**Aim**
Show each line that has the string "内容解释" in it.
[start Records shown]
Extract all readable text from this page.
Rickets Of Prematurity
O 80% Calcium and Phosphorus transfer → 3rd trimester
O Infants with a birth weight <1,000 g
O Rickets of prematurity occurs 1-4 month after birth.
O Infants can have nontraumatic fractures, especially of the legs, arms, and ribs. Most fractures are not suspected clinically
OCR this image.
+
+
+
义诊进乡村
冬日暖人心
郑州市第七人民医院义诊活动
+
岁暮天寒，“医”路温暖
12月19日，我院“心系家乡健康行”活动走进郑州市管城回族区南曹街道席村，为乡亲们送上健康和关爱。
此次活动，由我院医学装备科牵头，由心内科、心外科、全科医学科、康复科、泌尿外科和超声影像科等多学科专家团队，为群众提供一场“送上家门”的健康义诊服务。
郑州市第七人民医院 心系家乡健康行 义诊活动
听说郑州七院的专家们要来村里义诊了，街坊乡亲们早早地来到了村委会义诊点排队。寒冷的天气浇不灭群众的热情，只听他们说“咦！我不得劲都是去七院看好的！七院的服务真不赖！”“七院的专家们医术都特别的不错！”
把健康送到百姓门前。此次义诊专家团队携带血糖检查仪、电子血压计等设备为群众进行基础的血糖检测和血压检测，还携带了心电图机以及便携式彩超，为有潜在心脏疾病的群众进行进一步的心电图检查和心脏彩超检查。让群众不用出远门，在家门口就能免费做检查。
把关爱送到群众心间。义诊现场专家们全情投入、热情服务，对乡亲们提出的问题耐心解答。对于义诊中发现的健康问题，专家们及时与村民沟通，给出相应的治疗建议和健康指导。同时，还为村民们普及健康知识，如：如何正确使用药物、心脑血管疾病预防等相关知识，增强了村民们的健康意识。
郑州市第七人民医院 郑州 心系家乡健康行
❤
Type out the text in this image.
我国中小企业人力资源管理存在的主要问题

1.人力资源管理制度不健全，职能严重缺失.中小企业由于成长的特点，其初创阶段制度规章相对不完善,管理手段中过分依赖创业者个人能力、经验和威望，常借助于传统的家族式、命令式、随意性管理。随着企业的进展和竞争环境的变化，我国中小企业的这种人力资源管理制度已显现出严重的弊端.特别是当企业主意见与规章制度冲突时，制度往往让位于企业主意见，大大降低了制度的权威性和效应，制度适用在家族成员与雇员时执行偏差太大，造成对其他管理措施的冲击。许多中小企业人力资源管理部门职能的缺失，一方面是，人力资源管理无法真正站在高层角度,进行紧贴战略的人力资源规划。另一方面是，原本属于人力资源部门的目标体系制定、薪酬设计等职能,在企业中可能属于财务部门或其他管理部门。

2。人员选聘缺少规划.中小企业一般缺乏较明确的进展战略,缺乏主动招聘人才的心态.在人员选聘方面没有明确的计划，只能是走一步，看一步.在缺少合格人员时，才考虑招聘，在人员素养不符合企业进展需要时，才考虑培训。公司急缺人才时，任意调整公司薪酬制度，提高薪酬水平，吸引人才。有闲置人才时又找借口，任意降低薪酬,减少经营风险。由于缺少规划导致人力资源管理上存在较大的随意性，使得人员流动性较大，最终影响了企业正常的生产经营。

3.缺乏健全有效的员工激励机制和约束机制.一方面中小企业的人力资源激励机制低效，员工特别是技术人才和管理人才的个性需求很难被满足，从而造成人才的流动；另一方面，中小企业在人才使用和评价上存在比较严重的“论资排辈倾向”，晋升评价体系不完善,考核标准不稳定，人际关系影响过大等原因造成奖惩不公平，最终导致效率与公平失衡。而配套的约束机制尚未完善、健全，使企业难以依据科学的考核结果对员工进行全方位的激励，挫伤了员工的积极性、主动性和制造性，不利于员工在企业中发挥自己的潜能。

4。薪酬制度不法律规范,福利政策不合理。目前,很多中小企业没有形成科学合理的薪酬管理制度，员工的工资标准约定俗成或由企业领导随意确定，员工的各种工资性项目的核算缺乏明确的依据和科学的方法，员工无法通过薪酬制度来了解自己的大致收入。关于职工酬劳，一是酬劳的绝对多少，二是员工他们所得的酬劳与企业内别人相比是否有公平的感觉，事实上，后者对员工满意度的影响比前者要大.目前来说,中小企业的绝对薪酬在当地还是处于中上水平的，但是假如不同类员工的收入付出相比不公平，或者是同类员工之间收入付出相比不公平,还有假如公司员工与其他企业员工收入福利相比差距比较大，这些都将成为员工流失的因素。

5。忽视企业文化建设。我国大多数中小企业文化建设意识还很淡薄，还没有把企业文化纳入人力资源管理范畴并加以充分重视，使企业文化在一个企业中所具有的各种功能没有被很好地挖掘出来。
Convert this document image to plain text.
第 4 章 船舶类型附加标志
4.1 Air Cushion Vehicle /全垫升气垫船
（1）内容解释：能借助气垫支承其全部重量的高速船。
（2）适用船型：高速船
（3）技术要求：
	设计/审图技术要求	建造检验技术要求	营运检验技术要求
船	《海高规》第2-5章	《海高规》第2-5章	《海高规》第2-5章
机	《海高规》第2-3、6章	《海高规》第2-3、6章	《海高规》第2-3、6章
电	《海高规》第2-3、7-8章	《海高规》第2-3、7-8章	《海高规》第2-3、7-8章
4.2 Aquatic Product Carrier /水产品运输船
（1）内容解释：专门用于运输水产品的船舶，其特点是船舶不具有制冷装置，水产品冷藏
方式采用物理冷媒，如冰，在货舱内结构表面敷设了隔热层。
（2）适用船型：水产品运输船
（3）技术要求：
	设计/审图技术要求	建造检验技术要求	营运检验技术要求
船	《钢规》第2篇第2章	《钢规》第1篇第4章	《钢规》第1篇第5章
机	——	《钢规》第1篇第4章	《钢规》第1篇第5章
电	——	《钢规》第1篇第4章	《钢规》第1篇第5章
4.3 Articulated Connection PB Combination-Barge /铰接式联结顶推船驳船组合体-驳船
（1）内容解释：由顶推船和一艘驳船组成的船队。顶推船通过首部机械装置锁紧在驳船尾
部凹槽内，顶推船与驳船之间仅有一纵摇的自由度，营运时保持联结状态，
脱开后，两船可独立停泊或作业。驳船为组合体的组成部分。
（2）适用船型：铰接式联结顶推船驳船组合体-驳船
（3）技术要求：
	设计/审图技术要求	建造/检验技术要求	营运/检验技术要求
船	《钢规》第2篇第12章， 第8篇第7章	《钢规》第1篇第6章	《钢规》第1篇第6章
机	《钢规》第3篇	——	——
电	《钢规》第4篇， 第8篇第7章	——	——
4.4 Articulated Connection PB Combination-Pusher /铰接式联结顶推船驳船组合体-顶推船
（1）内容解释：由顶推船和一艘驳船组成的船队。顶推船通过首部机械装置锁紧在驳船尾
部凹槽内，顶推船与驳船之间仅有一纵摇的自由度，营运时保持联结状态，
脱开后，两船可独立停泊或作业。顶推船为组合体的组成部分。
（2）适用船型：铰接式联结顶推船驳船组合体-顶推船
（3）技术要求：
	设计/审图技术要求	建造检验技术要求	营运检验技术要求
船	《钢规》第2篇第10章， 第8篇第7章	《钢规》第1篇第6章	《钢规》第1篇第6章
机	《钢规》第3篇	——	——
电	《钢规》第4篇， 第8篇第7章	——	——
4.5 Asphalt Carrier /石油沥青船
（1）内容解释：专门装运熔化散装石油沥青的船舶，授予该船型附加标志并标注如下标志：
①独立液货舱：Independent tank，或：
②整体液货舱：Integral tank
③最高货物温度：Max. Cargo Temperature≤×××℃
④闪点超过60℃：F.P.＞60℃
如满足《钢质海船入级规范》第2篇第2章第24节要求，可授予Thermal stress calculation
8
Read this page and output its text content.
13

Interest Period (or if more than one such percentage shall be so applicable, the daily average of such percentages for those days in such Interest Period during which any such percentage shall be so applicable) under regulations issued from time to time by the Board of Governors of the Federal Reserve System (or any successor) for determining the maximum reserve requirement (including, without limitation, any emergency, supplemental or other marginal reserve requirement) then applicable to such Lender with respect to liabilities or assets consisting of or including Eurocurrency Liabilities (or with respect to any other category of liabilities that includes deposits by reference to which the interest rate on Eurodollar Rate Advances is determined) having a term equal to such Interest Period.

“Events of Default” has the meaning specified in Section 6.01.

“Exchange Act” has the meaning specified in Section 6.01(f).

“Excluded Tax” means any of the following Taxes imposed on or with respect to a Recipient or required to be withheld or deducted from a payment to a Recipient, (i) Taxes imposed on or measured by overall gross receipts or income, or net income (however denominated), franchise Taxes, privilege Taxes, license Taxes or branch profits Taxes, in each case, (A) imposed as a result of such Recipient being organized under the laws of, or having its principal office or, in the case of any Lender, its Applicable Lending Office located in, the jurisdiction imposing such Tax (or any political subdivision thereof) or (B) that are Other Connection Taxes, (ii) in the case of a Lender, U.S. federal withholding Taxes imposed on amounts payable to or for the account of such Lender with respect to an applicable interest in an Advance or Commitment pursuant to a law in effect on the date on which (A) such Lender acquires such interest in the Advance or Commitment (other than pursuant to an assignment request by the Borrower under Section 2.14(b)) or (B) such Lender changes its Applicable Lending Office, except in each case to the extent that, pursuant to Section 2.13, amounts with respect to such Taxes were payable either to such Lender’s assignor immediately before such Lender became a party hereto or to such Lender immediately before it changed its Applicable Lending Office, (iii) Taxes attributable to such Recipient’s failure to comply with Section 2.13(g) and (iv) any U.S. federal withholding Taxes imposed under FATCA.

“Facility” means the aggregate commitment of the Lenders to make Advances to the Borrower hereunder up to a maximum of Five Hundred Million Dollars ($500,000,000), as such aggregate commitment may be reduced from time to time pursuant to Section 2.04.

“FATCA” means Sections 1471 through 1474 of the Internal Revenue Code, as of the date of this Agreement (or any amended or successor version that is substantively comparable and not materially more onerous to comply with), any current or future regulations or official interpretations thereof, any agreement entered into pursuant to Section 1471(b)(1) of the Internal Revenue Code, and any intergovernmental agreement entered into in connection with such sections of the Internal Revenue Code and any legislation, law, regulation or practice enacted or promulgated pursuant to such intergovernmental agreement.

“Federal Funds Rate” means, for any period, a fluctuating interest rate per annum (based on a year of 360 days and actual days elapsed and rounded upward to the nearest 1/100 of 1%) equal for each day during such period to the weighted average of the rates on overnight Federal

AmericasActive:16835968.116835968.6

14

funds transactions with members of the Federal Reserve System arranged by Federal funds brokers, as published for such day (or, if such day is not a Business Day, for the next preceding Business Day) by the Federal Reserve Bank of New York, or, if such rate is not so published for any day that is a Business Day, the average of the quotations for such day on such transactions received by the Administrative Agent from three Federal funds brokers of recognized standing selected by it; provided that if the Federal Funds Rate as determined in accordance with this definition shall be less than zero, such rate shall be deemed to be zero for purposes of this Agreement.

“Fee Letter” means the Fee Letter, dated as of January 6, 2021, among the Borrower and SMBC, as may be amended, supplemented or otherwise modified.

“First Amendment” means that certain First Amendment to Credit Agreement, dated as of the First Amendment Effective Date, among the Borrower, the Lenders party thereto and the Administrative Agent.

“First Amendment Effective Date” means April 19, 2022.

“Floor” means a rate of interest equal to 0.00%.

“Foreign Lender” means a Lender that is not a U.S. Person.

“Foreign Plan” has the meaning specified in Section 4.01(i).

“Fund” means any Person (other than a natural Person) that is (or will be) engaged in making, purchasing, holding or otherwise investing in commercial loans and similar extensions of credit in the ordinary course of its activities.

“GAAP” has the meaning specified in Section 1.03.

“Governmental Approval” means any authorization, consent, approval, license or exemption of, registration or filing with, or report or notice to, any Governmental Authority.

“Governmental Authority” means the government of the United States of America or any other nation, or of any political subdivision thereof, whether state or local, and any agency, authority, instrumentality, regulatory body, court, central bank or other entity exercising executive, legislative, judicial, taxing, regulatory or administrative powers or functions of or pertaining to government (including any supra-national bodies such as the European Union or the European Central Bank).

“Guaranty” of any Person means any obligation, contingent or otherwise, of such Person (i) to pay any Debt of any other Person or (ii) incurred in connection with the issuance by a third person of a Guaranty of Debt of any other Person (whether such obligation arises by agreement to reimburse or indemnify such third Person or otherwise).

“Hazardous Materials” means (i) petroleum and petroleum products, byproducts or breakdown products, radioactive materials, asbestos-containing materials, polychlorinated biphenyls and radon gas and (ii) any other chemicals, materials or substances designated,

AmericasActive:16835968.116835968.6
[end Records shown]
**Reply to the task**
（1）内容解释：能借助气垫支承其全部重量的高速船。
（1）内容解释：专门用于运输水产品的船舶，其特点是船舶不具有制冷装置，水产品冷藏
（1）内容解释：由顶推船和一艘驳船组成的船队。顶推船通过首部机械装置锁紧在驳船尾
（1）内容解释：由顶推船和一艘驳船组成的船队。顶推船通过首部机械装置锁紧在驳船尾
（1）内容解释：专门装运熔化散装石油沥青的船舶，授予该船型附加标志并标注如下标志：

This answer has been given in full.